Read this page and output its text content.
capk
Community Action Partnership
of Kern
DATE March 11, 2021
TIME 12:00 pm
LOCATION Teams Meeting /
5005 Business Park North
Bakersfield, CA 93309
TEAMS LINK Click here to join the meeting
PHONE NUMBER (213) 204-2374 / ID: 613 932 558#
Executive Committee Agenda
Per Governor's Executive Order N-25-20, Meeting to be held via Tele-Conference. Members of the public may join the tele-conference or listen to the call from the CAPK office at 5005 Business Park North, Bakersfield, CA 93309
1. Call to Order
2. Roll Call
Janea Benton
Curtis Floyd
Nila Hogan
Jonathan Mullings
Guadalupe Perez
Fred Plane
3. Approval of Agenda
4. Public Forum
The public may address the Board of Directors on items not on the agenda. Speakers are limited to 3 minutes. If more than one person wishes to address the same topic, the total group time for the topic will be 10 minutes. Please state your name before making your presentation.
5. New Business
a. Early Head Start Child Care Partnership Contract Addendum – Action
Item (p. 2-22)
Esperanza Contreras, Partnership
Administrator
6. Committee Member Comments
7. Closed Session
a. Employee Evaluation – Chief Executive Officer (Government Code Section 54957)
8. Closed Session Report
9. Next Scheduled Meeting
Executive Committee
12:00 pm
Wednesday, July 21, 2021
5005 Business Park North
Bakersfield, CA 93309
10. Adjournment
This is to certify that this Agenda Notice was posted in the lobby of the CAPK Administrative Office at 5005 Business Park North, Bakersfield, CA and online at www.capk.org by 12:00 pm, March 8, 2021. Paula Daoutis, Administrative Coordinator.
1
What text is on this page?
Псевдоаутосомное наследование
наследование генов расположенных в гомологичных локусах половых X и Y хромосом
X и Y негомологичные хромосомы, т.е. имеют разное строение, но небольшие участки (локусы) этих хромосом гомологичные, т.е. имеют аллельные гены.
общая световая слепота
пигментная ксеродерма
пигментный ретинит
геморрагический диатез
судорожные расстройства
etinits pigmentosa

************

- _Description of the task_:
Every entry above should be retyped exactly as shown.

- _Result of this exercise_:
Read this page and output its text content.
capk
Community Action Partnership
of Kern
DATE March 11, 2021
TIME 12:00 pm
LOCATION Teams Meeting /
5005 Business Park North
Bakersfield, CA 93309
TEAMS LINK Click here to join the meeting
PHONE NUMBER (213) 204-2374 / ID: 613 932 558#
Executive Committee Agenda
Per Governor's Executive Order N-25-20, Meeting to be held via Tele-Conference. Members of the public may join the tele-conference or listen to the call from the CAPK office at 5005 Business Park North, Bakersfield, CA 93309
1. Call to Order
2. Roll Call
Janea Benton
Curtis Floyd
Nila Hogan
Jonathan Mullings
Guadalupe Perez
Fred Plane
3. Approval of Agenda
4. Public Forum
The public may address the Board of Directors on items not on the agenda. Speakers are limited to 3 minutes. If more than one person wishes to address the same topic, the total group time for the topic will be 10 minutes. Please state your name before making your presentation.
5. New Business
a. Early Head Start Child Care Partnership Contract Addendum – Action
Item (p. 2-22)
Esperanza Contreras, Partnership
Administrator
6. Committee Member Comments
7. Closed Session
a. Employee Evaluation – Chief Executive Officer (Government Code Section 54957)
8. Closed Session Report
9. Next Scheduled Meeting
Executive Committee
12:00 pm
Wednesday, July 21, 2021
5005 Business Park North
Bakersfield, CA 93309
10. Adjournment
This is to certify that this Agenda Notice was posted in the lobby of the CAPK Administrative Office at 5005 Business Park North, Bakersfield, CA and online at www.capk.org by 12:00 pm, March 8, 2021. Paula Daoutis, Administrative Coordinator.
1
What text is on this page?
Псевдоаутосомное наследование
наследование генов расположенных в гомологичных локусах половых X и Y хромосом
X и Y негомологичные хромосомы, т.е. имеют разное строение, но небольшие участки (локусы) этих хромосом гомологичные, т.е. имеют аллельные гены.
общая световая слепота
пигментная ксеродерма
пигментный ретинит
геморрагический диатез
судорожные расстройства
etinits pigmentosa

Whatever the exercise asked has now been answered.